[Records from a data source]

┄┄┄┄┄┄┄┄┄┄

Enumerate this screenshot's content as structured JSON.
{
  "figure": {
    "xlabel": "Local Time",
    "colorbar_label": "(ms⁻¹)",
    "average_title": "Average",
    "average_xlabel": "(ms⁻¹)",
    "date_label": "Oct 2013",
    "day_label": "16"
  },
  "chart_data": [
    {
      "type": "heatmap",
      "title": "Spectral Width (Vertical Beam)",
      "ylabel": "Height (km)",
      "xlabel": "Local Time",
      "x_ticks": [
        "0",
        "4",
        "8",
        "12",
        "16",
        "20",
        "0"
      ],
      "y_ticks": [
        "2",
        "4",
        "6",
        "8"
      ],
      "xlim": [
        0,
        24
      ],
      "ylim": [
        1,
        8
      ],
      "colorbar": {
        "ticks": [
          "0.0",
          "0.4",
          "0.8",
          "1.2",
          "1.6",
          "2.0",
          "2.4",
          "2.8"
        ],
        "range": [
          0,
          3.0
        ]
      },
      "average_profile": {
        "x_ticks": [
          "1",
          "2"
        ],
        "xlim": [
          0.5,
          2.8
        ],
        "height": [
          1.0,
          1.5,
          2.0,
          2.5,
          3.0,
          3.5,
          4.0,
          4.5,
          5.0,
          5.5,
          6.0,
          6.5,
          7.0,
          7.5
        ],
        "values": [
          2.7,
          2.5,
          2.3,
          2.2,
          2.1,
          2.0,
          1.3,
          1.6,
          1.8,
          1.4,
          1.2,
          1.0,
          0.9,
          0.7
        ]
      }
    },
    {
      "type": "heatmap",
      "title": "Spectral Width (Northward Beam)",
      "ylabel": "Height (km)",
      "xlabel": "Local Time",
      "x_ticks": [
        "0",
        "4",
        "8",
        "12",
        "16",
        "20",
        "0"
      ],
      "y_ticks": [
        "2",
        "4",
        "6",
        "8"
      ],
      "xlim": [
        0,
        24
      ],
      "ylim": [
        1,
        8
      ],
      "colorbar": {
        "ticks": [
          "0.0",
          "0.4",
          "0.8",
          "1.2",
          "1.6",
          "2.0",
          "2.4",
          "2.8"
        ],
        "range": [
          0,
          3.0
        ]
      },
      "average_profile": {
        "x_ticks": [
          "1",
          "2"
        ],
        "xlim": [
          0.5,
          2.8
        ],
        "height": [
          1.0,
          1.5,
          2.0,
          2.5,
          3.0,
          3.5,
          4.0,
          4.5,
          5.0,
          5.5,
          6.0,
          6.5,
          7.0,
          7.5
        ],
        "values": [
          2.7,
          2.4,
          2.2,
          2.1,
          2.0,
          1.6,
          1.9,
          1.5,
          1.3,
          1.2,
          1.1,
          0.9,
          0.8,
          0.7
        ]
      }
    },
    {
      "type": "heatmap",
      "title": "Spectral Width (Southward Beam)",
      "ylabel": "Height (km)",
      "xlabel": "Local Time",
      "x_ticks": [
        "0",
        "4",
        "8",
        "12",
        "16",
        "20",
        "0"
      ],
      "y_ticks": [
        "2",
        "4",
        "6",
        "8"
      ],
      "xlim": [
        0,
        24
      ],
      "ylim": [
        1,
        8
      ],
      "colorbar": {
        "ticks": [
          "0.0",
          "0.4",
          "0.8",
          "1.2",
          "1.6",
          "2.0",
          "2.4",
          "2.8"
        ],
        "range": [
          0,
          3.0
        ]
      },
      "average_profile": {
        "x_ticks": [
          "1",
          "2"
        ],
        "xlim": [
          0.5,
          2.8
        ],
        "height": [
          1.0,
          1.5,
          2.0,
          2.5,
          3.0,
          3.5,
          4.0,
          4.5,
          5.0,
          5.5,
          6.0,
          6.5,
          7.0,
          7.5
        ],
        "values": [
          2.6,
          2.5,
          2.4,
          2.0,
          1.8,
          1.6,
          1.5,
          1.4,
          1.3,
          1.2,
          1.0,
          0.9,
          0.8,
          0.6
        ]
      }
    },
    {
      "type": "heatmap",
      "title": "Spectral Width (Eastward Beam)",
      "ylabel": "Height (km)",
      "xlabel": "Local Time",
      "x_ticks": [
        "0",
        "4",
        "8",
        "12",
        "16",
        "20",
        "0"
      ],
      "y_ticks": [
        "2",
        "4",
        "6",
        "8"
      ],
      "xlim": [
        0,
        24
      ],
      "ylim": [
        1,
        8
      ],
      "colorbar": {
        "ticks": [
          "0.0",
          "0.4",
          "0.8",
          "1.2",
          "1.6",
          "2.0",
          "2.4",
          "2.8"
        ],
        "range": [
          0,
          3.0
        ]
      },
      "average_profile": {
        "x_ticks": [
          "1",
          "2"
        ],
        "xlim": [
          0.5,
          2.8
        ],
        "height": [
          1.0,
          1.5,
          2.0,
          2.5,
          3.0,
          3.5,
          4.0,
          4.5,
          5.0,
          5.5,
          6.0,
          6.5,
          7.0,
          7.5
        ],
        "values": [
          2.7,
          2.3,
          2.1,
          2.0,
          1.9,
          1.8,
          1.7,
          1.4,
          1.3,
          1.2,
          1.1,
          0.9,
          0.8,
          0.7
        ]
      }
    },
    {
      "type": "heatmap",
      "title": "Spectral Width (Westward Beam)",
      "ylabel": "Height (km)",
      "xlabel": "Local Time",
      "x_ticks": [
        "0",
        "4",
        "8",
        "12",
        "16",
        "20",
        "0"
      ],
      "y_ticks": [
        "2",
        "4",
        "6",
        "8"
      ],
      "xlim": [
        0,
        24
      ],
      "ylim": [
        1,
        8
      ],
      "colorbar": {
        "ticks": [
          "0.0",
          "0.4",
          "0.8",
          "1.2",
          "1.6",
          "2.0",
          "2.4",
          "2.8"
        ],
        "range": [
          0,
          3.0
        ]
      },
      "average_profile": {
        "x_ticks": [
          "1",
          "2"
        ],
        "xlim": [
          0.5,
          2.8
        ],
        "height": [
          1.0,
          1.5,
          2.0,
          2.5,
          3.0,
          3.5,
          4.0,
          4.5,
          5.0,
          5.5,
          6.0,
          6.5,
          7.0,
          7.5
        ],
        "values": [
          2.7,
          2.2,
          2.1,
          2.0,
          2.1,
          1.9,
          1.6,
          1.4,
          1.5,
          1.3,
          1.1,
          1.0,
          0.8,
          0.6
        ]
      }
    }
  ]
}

┄┄┄┄┄┄┄┄┄┄

#### [What is being asked]
Copy the material above verbatim.

#### [Full solution]
Enumerate this screenshot's content as structured JSON.
{
  "figure": {
    "xlabel": "Local Time",
    "colorbar_label": "(ms⁻¹)",
    "average_title": "Average",
    "average_xlabel": "(ms⁻¹)",
    "date_label": "Oct 2013",
    "day_label": "16"
  },
  "chart_data": [
    {
      "type": "heatmap",
      "title": "Spectral Width (Vertical Beam)",
      "ylabel": "Height (km)",
      "xlabel": "Local Time",
      "x_ticks": [
        "0",
        "4",
        "8",
        "12",
        "16",
        "20",
        "0"
      ],
      "y_ticks": [
        "2",
        "4",
        "6",
        "8"
      ],
      "xlim": [
        0,
        24
      ],
      "ylim": [
        1,
        8
      ],
      "colorbar": {
        "ticks": [
          "0.0",
          "0.4",
          "0.8",
          "1.2",
          "1.6",
          "2.0",
          "2.4",
          "2.8"
        ],
        "range": [
          0,
          3.0
        ]
      },
      "average_profile": {
        "x_ticks": [
          "1",
          "2"
        ],
        "xlim": [
          0.5,
          2.8
        ],
        "height": [
          1.0,
          1.5,
          2.0,
          2.5,
          3.0,
          3.5,
          4.0,
          4.5,
          5.0,
          5.5,
          6.0,
          6.5,
          7.0,
          7.5
        ],
        "values": [
          2.7,
          2.5,
          2.3,
          2.2,
          2.1,
          2.0,
          1.3,
          1.6,
          1.8,
          1.4,
          1.2,
          1.0,
          0.9,
          0.7
        ]
      }
    },
    {
      "type": "heatmap",
      "title": "Spectral Width (Northward Beam)",
      "ylabel": "Height (km)",
      "xlabel": "Local Time",
      "x_ticks": [
        "0",
        "4",
        "8",
        "12",
        "16",
        "20",
        "0"
      ],
      "y_ticks": [
        "2",
        "4",
        "6",
        "8"
      ],
      "xlim": [
        0,
        24
      ],
      "ylim": [
        1,
        8
      ],
      "colorbar": {
        "ticks": [
          "0.0",
          "0.4",
          "0.8",
          "1.2",
          "1.6",
          "2.0",
          "2.4",
          "2.8"
        ],
        "range": [
          0,
          3.0
        ]
      },
      "average_profile": {
        "x_ticks": [
          "1",
          "2"
        ],
        "xlim": [
          0.5,
          2.8
        ],
        "height": [
          1.0,
          1.5,
          2.0,
          2.5,
          3.0,
          3.5,
          4.0,
          4.5,
          5.0,
          5.5,
          6.0,
          6.5,
          7.0,
          7.5
        ],
        "values": [
          2.7,
          2.4,
          2.2,
          2.1,
          2.0,
          1.6,
          1.9,
          1.5,
          1.3,
          1.2,
          1.1,
          0.9,
          0.8,
          0.7
        ]
      }
    },
    {
      "type": "heatmap",
      "title": "Spectral Width (Southward Beam)",
      "ylabel": "Height (km)",
      "xlabel": "Local Time",
      "x_ticks": [
        "0",
        "4",
        "8",
        "12",
        "16",
        "20",
        "0"
      ],
      "y_ticks": [
        "2",
        "4",
        "6",
        "8"
      ],
      "xlim": [
        0,
        24
      ],
      "ylim": [
        1,
        8
      ],
      "colorbar": {
        "ticks": [
          "0.0",
          "0.4",
          "0.8",
          "1.2",
          "1.6",
          "2.0",
          "2.4",
          "2.8"
        ],
        "range": [
          0,
          3.0
        ]
      },
      "average_profile": {
        "x_ticks": [
          "1",
          "2"
        ],
        "xlim": [
          0.5,
          2.8
        ],
        "height": [
          1.0,
          1.5,
          2.0,
          2.5,
          3.0,
          3.5,
          4.0,
          4.5,
          5.0,
          5.5,
          6.0,
          6.5,
          7.0,
          7.5
        ],
        "values": [
          2.6,
          2.5,
          2.4,
          2.0,
          1.8,
          1.6,
          1.5,
          1.4,
          1.3,
          1.2,
          1.0,
          0.9,
          0.8,
          0.6
        ]
      }
    },
    {
      "type": "heatmap",
      "title": "Spectral Width (Eastward Beam)",
      "ylabel": "Height (km)",
      "xlabel": "Local Time",
      "x_ticks": [
        "0",
        "4",
        "8",
        "12",
        "16",
        "20",
        "0"
      ],
      "y_ticks": [
        "2",
        "4",
        "6",
        "8"
      ],
      "xlim": [
        0,
        24
      ],
      "ylim": [
        1,
        8
      ],
      "colorbar": {
        "ticks": [
          "0.0",
          "0.4",
          "0.8",
          "1.2",
          "1.6",
          "2.0",
          "2.4",
          "2.8"
        ],
        "range": [
          0,
          3.0
        ]
      },
      "average_profile": {
        "x_ticks": [
          "1",
          "2"
        ],
        "xlim": [
          0.5,
          2.8
        ],
        "height": [
          1.0,
          1.5,
          2.0,
          2.5,
          3.0,
          3.5,
          4.0,
          4.5,
          5.0,
          5.5,
          6.0,
          6.5,
          7.0,
          7.5
        ],
        "values": [
          2.7,
          2.3,
          2.1,
          2.0,
          1.9,
          1.8,
          1.7,
          1.4,
          1.3,
          1.2,
          1.1,
          0.9,
          0.8,
          0.7
        ]
      }
    },
    {
      "type": "heatmap",
      "title": "Spectral Width (Westward Beam)",
      "ylabel": "Height (km)",
      "xlabel": "Local Time",
      "x_ticks": [
        "0",
        "4",
        "8",
        "12",
        "16",
        "20",
        "0"
      ],
      "y_ticks": [
        "2",
        "4",
        "6",
        "8"
      ],
      "xlim": [
        0,
        24
      ],
      "ylim": [
        1,
        8
      ],
      "colorbar": {
        "ticks": [
          "0.0",
          "0.4",
          "0.8",
          "1.2",
          "1.6",
          "2.0",
          "2.4",
          "2.8"
        ],
        "range": [
          0,
          3.0
        ]
      },
      "average_profile": {
        "x_ticks": [
          "1",
          "2"
        ],
        "xlim": [
          0.5,
          2.8
        ],
        "height": [
          1.0,
          1.5,
          2.0,
          2.5,
          3.0,
          3.5,
          4.0,
          4.5,
          5.0,
          5.5,
          6.0,
          6.5,
          7.0,
          7.5
        ],
        "values": [
          2.7,
          2.2,
          2.1,
          2.0,
          2.1,
          1.9,
          1.6,
          1.4,
          1.5,
          1.3,
          1.1,
          1.0,
          0.8,
          0.6
        ]
      }
    }
  ]
}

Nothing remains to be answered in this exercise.